Copy each of the rows below line for line, leaving out the pictures.

→ **Excerpt from a dataset**:
--- start ---

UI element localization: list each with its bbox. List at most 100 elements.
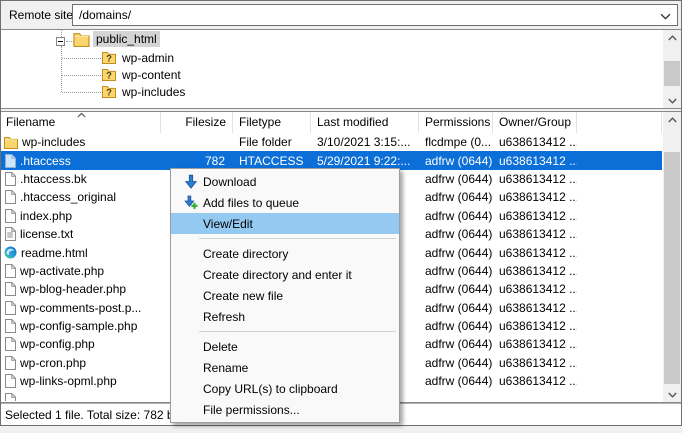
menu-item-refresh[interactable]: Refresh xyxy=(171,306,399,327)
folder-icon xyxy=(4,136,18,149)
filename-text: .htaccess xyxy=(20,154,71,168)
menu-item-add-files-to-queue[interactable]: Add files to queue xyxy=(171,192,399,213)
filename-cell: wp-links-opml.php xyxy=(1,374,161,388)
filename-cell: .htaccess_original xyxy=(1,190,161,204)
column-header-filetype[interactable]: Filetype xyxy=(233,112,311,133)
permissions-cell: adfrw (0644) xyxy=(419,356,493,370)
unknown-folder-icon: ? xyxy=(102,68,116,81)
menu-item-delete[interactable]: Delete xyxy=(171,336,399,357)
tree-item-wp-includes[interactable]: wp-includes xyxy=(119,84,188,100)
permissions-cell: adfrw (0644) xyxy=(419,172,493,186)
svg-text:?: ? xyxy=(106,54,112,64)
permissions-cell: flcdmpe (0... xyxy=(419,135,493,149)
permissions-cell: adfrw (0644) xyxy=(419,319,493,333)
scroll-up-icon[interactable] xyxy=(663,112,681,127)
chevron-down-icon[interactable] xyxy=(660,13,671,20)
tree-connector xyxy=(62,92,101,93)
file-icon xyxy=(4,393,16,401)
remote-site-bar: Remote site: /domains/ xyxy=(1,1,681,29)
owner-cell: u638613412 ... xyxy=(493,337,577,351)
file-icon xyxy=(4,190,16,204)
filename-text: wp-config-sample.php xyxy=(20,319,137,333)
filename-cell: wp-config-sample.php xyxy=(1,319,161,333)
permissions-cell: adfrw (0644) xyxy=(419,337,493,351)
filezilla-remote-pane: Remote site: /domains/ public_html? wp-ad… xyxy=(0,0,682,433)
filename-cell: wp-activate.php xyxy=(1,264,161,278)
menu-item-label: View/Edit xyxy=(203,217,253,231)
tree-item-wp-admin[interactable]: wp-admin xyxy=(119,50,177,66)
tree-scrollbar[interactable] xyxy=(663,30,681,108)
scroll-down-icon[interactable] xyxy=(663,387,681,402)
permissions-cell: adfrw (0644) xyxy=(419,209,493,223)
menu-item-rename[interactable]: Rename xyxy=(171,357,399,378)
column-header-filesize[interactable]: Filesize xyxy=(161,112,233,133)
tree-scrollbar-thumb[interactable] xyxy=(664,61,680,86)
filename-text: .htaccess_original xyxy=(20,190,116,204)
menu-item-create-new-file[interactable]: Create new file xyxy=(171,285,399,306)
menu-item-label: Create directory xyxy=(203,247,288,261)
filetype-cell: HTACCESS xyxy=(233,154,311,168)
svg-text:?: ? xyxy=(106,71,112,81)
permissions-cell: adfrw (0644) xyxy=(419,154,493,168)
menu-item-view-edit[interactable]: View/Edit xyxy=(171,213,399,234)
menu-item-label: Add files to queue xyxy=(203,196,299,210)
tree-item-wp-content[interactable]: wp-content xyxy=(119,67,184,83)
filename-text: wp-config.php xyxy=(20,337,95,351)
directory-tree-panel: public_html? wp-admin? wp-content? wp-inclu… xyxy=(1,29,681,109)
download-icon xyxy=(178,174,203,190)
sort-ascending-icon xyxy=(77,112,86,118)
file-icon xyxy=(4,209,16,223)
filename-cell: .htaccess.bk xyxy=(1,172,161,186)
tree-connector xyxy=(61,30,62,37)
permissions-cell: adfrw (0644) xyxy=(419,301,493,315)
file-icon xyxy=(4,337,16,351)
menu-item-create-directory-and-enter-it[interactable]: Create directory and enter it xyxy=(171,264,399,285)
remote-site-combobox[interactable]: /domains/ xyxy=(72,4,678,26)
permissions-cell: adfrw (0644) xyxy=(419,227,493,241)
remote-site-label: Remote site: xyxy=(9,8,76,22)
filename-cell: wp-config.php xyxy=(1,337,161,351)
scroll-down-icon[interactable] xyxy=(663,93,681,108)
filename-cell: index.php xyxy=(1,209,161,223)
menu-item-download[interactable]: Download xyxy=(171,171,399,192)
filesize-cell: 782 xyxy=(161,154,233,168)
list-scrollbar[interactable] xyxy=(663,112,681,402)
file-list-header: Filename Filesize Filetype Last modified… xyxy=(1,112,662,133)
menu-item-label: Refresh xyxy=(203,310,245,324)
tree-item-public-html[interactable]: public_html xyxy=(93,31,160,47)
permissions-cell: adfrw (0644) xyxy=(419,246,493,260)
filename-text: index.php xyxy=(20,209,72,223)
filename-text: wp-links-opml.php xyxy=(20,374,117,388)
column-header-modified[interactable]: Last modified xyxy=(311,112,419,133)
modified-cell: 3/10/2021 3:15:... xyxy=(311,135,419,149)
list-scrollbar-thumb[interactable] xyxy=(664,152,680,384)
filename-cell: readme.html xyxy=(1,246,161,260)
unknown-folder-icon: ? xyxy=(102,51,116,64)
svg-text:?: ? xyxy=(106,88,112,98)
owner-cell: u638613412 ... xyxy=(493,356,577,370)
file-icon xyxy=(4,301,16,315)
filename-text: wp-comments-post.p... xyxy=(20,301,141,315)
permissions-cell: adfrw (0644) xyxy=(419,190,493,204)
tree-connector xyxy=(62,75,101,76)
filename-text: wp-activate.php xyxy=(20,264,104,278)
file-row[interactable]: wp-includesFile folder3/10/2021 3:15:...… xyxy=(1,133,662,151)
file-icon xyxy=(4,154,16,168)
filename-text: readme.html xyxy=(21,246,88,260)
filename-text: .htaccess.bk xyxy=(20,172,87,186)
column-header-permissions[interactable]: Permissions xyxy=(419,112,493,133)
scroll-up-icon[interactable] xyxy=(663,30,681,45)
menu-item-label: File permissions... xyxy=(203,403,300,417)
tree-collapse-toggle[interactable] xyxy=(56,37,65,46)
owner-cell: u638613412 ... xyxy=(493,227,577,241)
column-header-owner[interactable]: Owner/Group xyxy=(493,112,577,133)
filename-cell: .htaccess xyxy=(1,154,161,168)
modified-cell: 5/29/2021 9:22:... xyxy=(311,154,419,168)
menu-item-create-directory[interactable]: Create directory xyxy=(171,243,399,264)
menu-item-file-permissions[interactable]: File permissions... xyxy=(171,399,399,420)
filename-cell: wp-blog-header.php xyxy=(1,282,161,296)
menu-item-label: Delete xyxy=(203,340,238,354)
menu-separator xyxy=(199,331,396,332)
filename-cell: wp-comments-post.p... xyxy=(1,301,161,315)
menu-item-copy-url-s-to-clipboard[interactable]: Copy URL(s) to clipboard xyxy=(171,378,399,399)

--- end ---

→ **REPLY**:
UI element localization: list each with its bbox. List at most 100 elements.
menu-item-refresh[interactable]: Refresh xyxy=(171,306,399,327)
folder-icon xyxy=(4,136,18,149)
filename-text: .htaccess xyxy=(20,154,71,168)
menu-item-add-files-to-queue[interactable]: Add files to queue xyxy=(171,192,399,213)
filename-cell: wp-links-opml.php xyxy=(1,374,161,388)
filename-cell: .htaccess_original xyxy=(1,190,161,204)
column-header-filetype[interactable]: Filetype xyxy=(233,112,311,133)
permissions-cell: adfrw (0644) xyxy=(419,356,493,370)
unknown-folder-icon: ? xyxy=(102,68,116,81)
menu-item-delete[interactable]: Delete xyxy=(171,336,399,357)
tree-item-wp-includes[interactable]: wp-includes xyxy=(119,84,188,100)
permissions-cell: adfrw (0644) xyxy=(419,172,493,186)
svg-text:?: ? xyxy=(106,54,112,64)
permissions-cell: flcdmpe (0... xyxy=(419,135,493,149)
permissions-cell: adfrw (0644) xyxy=(419,319,493,333)
scroll-up-icon[interactable] xyxy=(663,112,681,127)
chevron-down-icon[interactable] xyxy=(660,13,671,20)
tree-connector xyxy=(62,92,101,93)
file-icon xyxy=(4,393,16,401)
remote-site-bar: Remote site: /domains/ xyxy=(1,1,681,29)
owner-cell: u638613412 ... xyxy=(493,337,577,351)
file-icon xyxy=(4,190,16,204)
filename-text: wp-config-sample.php xyxy=(20,319,137,333)
filename-cell: wp-config-sample.php xyxy=(1,319,161,333)
permissions-cell: adfrw (0644) xyxy=(419,337,493,351)
filezilla-remote-pane: Remote site: /domains/ public_html? wp-ad… xyxy=(0,0,682,433)
filename-cell: wp-activate.php xyxy=(1,264,161,278)
menu-item-label: View/Edit xyxy=(203,217,253,231)
tree-item-wp-admin[interactable]: wp-admin xyxy=(119,50,177,66)
tree-scrollbar[interactable] xyxy=(663,30,681,108)
scroll-down-icon[interactable] xyxy=(663,387,681,402)
permissions-cell: adfrw (0644) xyxy=(419,209,493,223)
menu-item-rename[interactable]: Rename xyxy=(171,357,399,378)
column-header-filesize[interactable]: Filesize xyxy=(161,112,233,133)
tree-scrollbar-thumb[interactable] xyxy=(664,61,680,86)
filename-text: .htaccess_original xyxy=(20,190,116,204)
menu-item-create-new-file[interactable]: Create new file xyxy=(171,285,399,306)
menu-item-label: Create directory xyxy=(203,247,288,261)
filetype-cell: HTACCESS xyxy=(233,154,311,168)
svg-text:?: ? xyxy=(106,71,112,81)
permissions-cell: adfrw (0644) xyxy=(419,154,493,168)
menu-item-view-edit[interactable]: View/Edit xyxy=(171,213,399,234)
menu-item-label: Add files to queue xyxy=(203,196,299,210)
tree-item-wp-content[interactable]: wp-content xyxy=(119,67,184,83)
filename-text: wp-config.php xyxy=(20,337,95,351)
directory-tree-panel: public_html? wp-admin? wp-content? wp-inclu… xyxy=(1,29,681,109)
download-icon xyxy=(178,174,203,190)
sort-ascending-icon xyxy=(77,112,86,118)
file-icon xyxy=(4,209,16,223)
filename-cell: .htaccess.bk xyxy=(1,172,161,186)
tree-connector xyxy=(61,30,62,37)
permissions-cell: adfrw (0644) xyxy=(419,301,493,315)
file-icon xyxy=(4,337,16,351)
menu-item-create-directory-and-enter-it[interactable]: Create directory and enter it xyxy=(171,264,399,285)
remote-site-combobox[interactable]: /domains/ xyxy=(72,4,678,26)
permissions-cell: adfrw (0644) xyxy=(419,227,493,241)
remote-site-label: Remote site: xyxy=(9,8,76,22)
filename-cell: wp-config.php xyxy=(1,337,161,351)
scroll-down-icon[interactable] xyxy=(663,93,681,108)
filename-cell: index.php xyxy=(1,209,161,223)
menu-item-download[interactable]: Download xyxy=(171,171,399,192)
filesize-cell: 782 xyxy=(161,154,233,168)
list-scrollbar[interactable] xyxy=(663,112,681,402)
file-list-header: Filename Filesize Filetype Last modified… xyxy=(1,112,662,133)
menu-item-label: Refresh xyxy=(203,310,245,324)
tree-item-public-html[interactable]: public_html xyxy=(93,31,160,47)
permissions-cell: adfrw (0644) xyxy=(419,246,493,260)
filename-text: index.php xyxy=(20,209,72,223)
filename-text: wp-links-opml.php xyxy=(20,374,117,388)
column-header-modified[interactable]: Last modified xyxy=(311,112,419,133)
modified-cell: 3/10/2021 3:15:... xyxy=(311,135,419,149)
list-scrollbar-thumb[interactable] xyxy=(664,152,680,384)
filename-cell: readme.html xyxy=(1,246,161,260)
unknown-folder-icon: ? xyxy=(102,51,116,64)
svg-text:?: ? xyxy=(106,88,112,98)
owner-cell: u638613412 ... xyxy=(493,356,577,370)
file-icon xyxy=(4,301,16,315)
filename-text: wp-comments-post.p... xyxy=(20,301,141,315)
permissions-cell: adfrw (0644) xyxy=(419,190,493,204)
tree-connector xyxy=(62,75,101,76)
filename-text: wp-activate.php xyxy=(20,264,104,278)
file-row[interactable]: wp-includesFile folder3/10/2021 3:15:...… xyxy=(1,133,662,151)
file-icon xyxy=(4,154,16,168)
filename-text: readme.html xyxy=(21,246,88,260)
filename-text: .htaccess.bk xyxy=(20,172,87,186)
column-header-permissions[interactable]: Permissions xyxy=(419,112,493,133)
scroll-up-icon[interactable] xyxy=(663,30,681,45)
menu-item-label: File permissions... xyxy=(203,403,300,417)
tree-collapse-toggle[interactable] xyxy=(56,37,65,46)
owner-cell: u638613412 ... xyxy=(493,227,577,241)
column-header-owner[interactable]: Owner/Group xyxy=(493,112,577,133)
filename-cell: .htaccess xyxy=(1,154,161,168)
modified-cell: 5/29/2021 9:22:... xyxy=(311,154,419,168)
menu-item-create-directory[interactable]: Create directory xyxy=(171,243,399,264)
menu-item-file-permissions[interactable]: File permissions... xyxy=(171,399,399,420)
filename-cell: wp-blog-header.php xyxy=(1,282,161,296)
menu-item-label: Delete xyxy=(203,340,238,354)
menu-separator xyxy=(199,331,396,332)
filename-cell: wp-comments-post.p... xyxy=(1,301,161,315)
menu-item-copy-url-s-to-clipboard[interactable]: Copy URL(s) to clipboard xyxy=(171,378,399,399)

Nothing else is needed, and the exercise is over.